╭─ Input for this task

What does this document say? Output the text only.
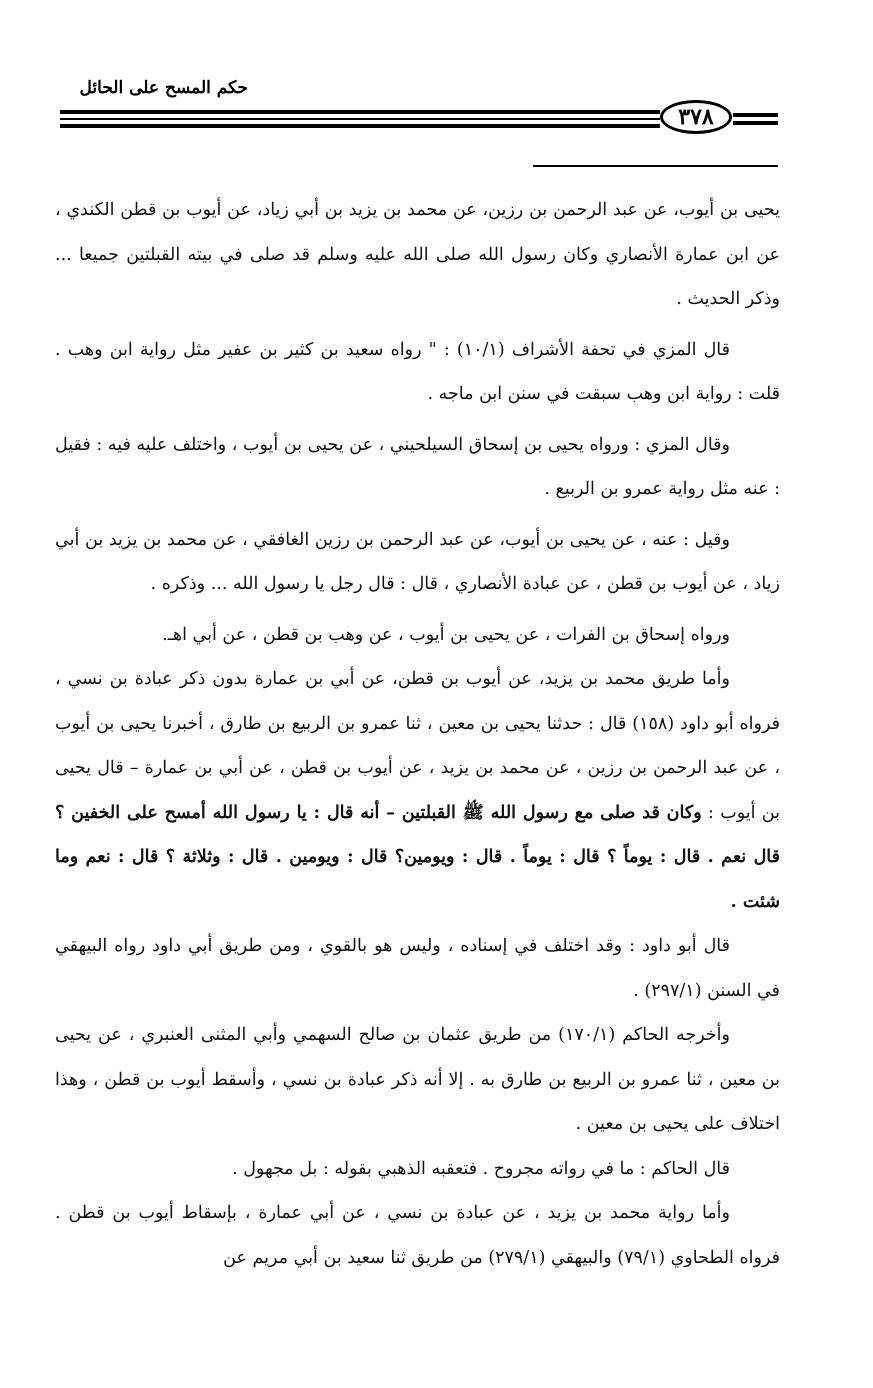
حكم المسح على الحائل
٣٧٨

يحيى بن أيوب، عن عبد الرحمن بن رزين، عن محمد بن يزيد بن أبي زياد، عن أيوب بن قطن الكندي ، عن ابن عمارة الأنصاري وكان رسول الله صلى الله عليه وسلم قد صلى في بيته القبلتين جميعا ... وذكر الحديث .

قال المزي في تحفة الأشراف (١٠/١) : " رواه سعيد بن كثير بن عفير مثل رواية ابن وهب . قلت : رواية ابن وهب سبقت في سنن ابن ماجه .

وقال المزي : ورواه يحيى بن إسحاق السيلحيني ، عن يحيى بن أيوب ، واختلف عليه فيه : فقيل : عنه مثل رواية عمرو بن الربيع .

وقيل : عنه ، عن يحيى بن أيوب، عن عبد الرحمن بن رزين الغافقي ، عن محمد بن يزيد بن أبي زياد ، عن أيوب بن قطن ، عن عبادة الأنصاري ، قال : قال رجل يا رسول الله ... وذكره .

ورواه إسحاق بن الفرات ، عن يحيى بن أيوب ، عن وهب بن قطن ، عن أبي اهـ.

وأما طريق محمد بن يزيد، عن أيوب بن قطن، عن أبي بن عمارة بدون ذكر عبادة بن نسي ، فرواه أبو داود (١٥٨) قال : حدثنا يحيى بن معين ، ثنا عمرو بن الربيع بن طارق ، أخبرنا يحيى بن أيوب ، عن عبد الرحمن بن رزين ، عن محمد بن يزيد ، عن أيوب بن قطن ، عن أبي بن عمارة – قال يحيى بن أيوب : وكان قد صلى مع رسول الله ﷺ القبلتين – أنه قال : يا رسول الله أمسح على الخفين ؟ قال نعم . قال : يوماً ؟ قال : يوماً . قال : ويومين؟ قال : ويومين . قال : وثلاثة ؟ قال : نعم وما شئت .

قال أبو داود : وقد اختلف في إسناده ، وليس هو بالقوي ، ومن طريق أبي داود رواه البيهقي في السنن (٢٩٧/١) .

وأخرجه الحاكم (١٧٠/١) من طريق عثمان بن صالح السهمي وأبي المثنى العنبري ، عن يحيى بن معين ، ثنا عمرو بن الربيع بن طارق به . إلا أنه ذكر عبادة بن نسي ، وأسقط أيوب بن قطن ، وهذا اختلاف على يحيى بن معين .

قال الحاكم : ما في رواته مجروح . فتعقبه الذهبي بقوله : بل مجهول .

وأما رواية محمد بن يزيد ، عن عبادة بن نسي ، عن أبي عمارة ، بإسقاط أيوب بن قطن . فرواه الطحاوي (٧٩/١) والبيهقي (٢٧٩/١) من طريق ثنا سعيد بن أبي مريم عن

╰─

Without the pictures, output the full listing exactly as it stands.

__Final answer__
What does this document say? Output the text only.
حكم المسح على الحائل
٣٧٨

يحيى بن أيوب، عن عبد الرحمن بن رزين، عن محمد بن يزيد بن أبي زياد، عن أيوب بن قطن الكندي ، عن ابن عمارة الأنصاري وكان رسول الله صلى الله عليه وسلم قد صلى في بيته القبلتين جميعا ... وذكر الحديث .

قال المزي في تحفة الأشراف (١٠/١) : " رواه سعيد بن كثير بن عفير مثل رواية ابن وهب . قلت : رواية ابن وهب سبقت في سنن ابن ماجه .

وقال المزي : ورواه يحيى بن إسحاق السيلحيني ، عن يحيى بن أيوب ، واختلف عليه فيه : فقيل : عنه مثل رواية عمرو بن الربيع .

وقيل : عنه ، عن يحيى بن أيوب، عن عبد الرحمن بن رزين الغافقي ، عن محمد بن يزيد بن أبي زياد ، عن أيوب بن قطن ، عن عبادة الأنصاري ، قال : قال رجل يا رسول الله ... وذكره .

ورواه إسحاق بن الفرات ، عن يحيى بن أيوب ، عن وهب بن قطن ، عن أبي اهـ.

وأما طريق محمد بن يزيد، عن أيوب بن قطن، عن أبي بن عمارة بدون ذكر عبادة بن نسي ، فرواه أبو داود (١٥٨) قال : حدثنا يحيى بن معين ، ثنا عمرو بن الربيع بن طارق ، أخبرنا يحيى بن أيوب ، عن عبد الرحمن بن رزين ، عن محمد بن يزيد ، عن أيوب بن قطن ، عن أبي بن عمارة – قال يحيى بن أيوب : وكان قد صلى مع رسول الله ﷺ القبلتين – أنه قال : يا رسول الله أمسح على الخفين ؟ قال نعم . قال : يوماً ؟ قال : يوماً . قال : ويومين؟ قال : ويومين . قال : وثلاثة ؟ قال : نعم وما شئت .

قال أبو داود : وقد اختلف في إسناده ، وليس هو بالقوي ، ومن طريق أبي داود رواه البيهقي في السنن (٢٩٧/١) .

وأخرجه الحاكم (١٧٠/١) من طريق عثمان بن صالح السهمي وأبي المثنى العنبري ، عن يحيى بن معين ، ثنا عمرو بن الربيع بن طارق به . إلا أنه ذكر عبادة بن نسي ، وأسقط أيوب بن قطن ، وهذا اختلاف على يحيى بن معين .

قال الحاكم : ما في رواته مجروح . فتعقبه الذهبي بقوله : بل مجهول .

وأما رواية محمد بن يزيد ، عن عبادة بن نسي ، عن أبي عمارة ، بإسقاط أيوب بن قطن . فرواه الطحاوي (٧٩/١) والبيهقي (٢٧٩/١) من طريق ثنا سعيد بن أبي مريم عن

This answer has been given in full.